# [Extract provided]
Thursday, May 22, 2014

LeetCode: Subsets II

Given a collection of integers that might contain duplicates, S, return all possible subsets.

Note:

  • Elements in a subset must be in non-descending order.
  • The solution set must not contain duplicate subsets.

For example,
If S = [1,2,2], a solution is:

[
  [2],
  [1],
  [1,2,2],
  [2,2],
  [1,2],
  []
]


The idea is same as generating subsets for set without duplicates. One more step is that after sorting the set, when the current element is equal to the previous element, we can skip this case to skip duplicate subsets.

C++ Code:

/*
 * func: subsets_duplicates_helper
 * goal: DFS helper function for generating subsets
 * @param subset: current subset generated
 * @param curr: current visiting index in S
 * @param S: input set S
 * @param result: result set
 * return:
 */
void subsets_duplicates_helper(vector<int> &subset, int curr, vector<int> &S, vector<vector<int> > &result){
    if(curr > S.size()){
        return;
    }
    result.emplace_back(subset);
    for(int i = curr; i < S.size(); ++i){
        if(i > curr && S[i] == S[i-1])

# [Provided material]

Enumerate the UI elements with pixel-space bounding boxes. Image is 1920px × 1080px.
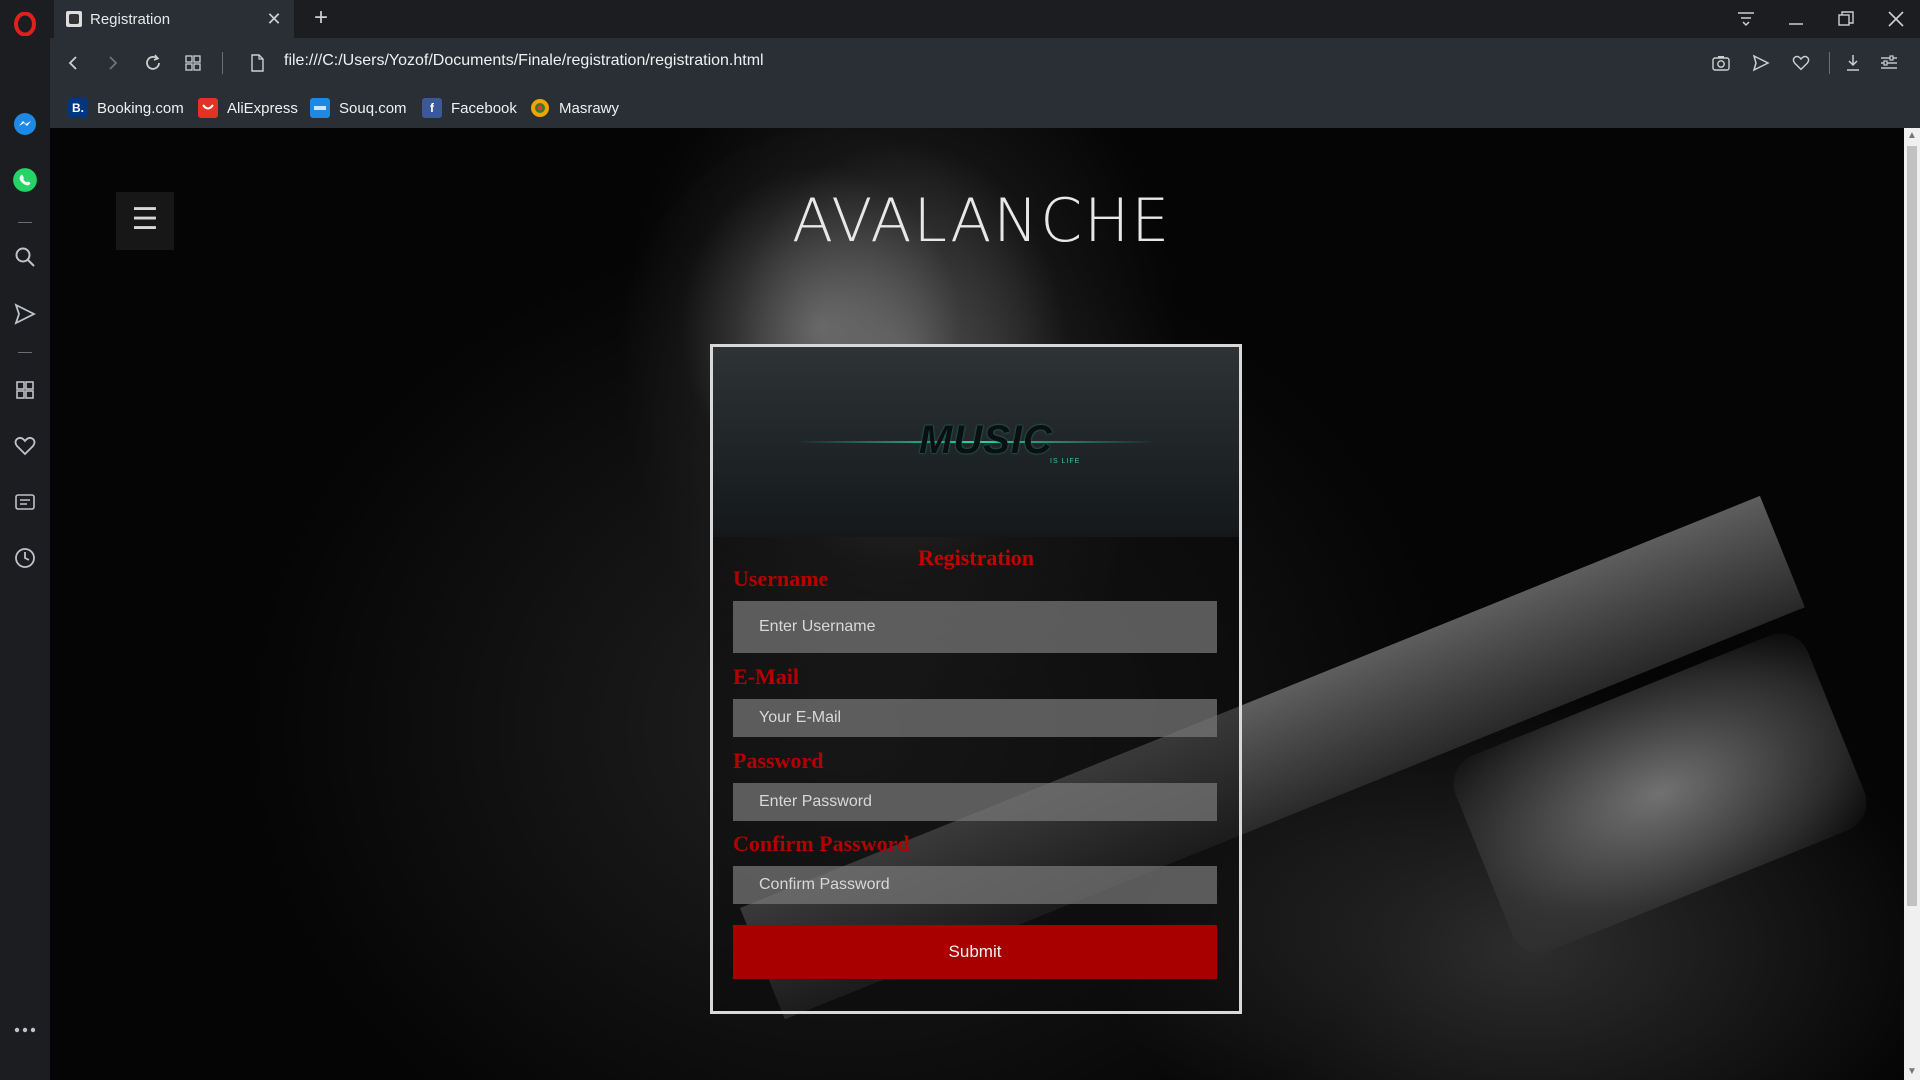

# [Task instructions]
• 1. According to the Subsets II post, what is done when the current element equals the previous element after sorting?
• 2. For each statement, say whether it agrees with the Subsets II post and quote the words that decide it. (a) Elements in a subset must be in non-descending order. (b) The example uses S = [1,2,3]. (c) The code given is in Java.
• 3. Please continue the Subsets II post from where it stops.
The material is separate from the Subsets II post.

# [Results in order]
• 1. That case is skipped, to skip duplicate subsets.

• 2.
(a) Yes: "Elements in a subset must be in non-descending order."
(b) No: "If S = [1,2,2], a solution is:"
(c) No: "C++ Code:"

• 3.
            continue;
        subset.emplace_back(S[i]);
        subsets_duplicates_helper(subset, i + 1, S, result);
        subset.pop_back();
    }
}

/*
 * func: subsets_duplicates
 * goal: create non-duplicate subsets
 * @param S: input set
 * return: the set of subsets
 */
vector<vector<int> > subsets_duplicates(vector<int> &S){
    sort(S.begin(), S.end());
    vector<vector<int> > result;
    vector<int> subset;
    
    subsets_duplicates_helper(subset, 0, S, result);
    return result;
}

Python Code:

# func: find all distinct subsets
# @param S: input set S
# @return: a list of all subsets
def subsets_duplicates(S):
    subset = []
    result = []
    S.sort()
    def subsets_duplicates_helper(curr):
        if curr > len(S):
            return

        result.append(subset[:])
        for i in xrange(curr, len(S)):
            if i > curr and S[i] == S[i-1]:
                continue
            subset.append(S[i])
            subsets_duplicates_helper(i + 1)
            subset.pop(-1)

    subsets_duplicates_helper(0)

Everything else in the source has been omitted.